• JOB
Set the listing down unchanged, minus every embedded image.

═══ DATASET ═══

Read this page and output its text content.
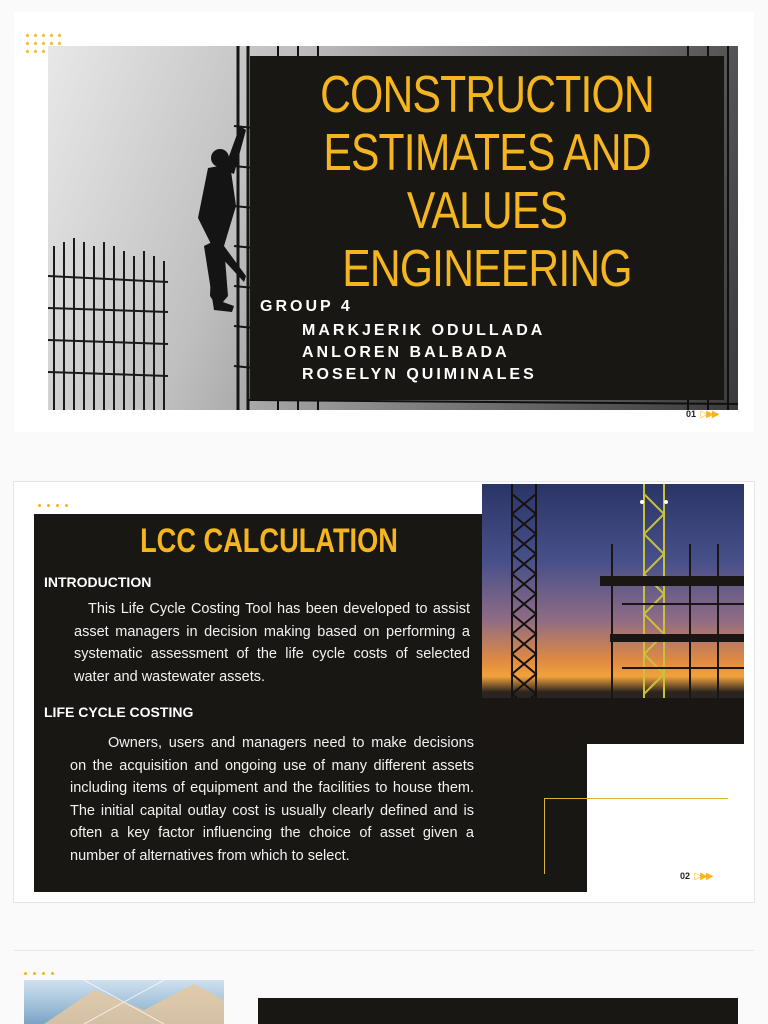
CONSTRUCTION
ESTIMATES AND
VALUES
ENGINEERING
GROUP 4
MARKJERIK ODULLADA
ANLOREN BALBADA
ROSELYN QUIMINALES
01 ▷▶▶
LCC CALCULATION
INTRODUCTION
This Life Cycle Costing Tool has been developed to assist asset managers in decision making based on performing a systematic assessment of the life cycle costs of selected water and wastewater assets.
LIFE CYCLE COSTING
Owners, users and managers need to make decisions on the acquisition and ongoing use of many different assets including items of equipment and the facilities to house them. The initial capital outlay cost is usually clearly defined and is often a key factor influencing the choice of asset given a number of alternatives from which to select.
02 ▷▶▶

═══

• REPLY
Read this page and output its text content.
CONSTRUCTION
ESTIMATES AND
VALUES
ENGINEERING
GROUP 4
MARKJERIK ODULLADA
ANLOREN BALBADA
ROSELYN QUIMINALES
01 ▷▶▶
LCC CALCULATION
INTRODUCTION
This Life Cycle Costing Tool has been developed to assist asset managers in decision making based on performing a systematic assessment of the life cycle costs of selected water and wastewater assets.
LIFE CYCLE COSTING
Owners, users and managers need to make decisions on the acquisition and ongoing use of many different assets including items of equipment and the facilities to house them. The initial capital outlay cost is usually clearly defined and is often a key factor influencing the choice of asset given a number of alternatives from which to select.
02 ▷▶▶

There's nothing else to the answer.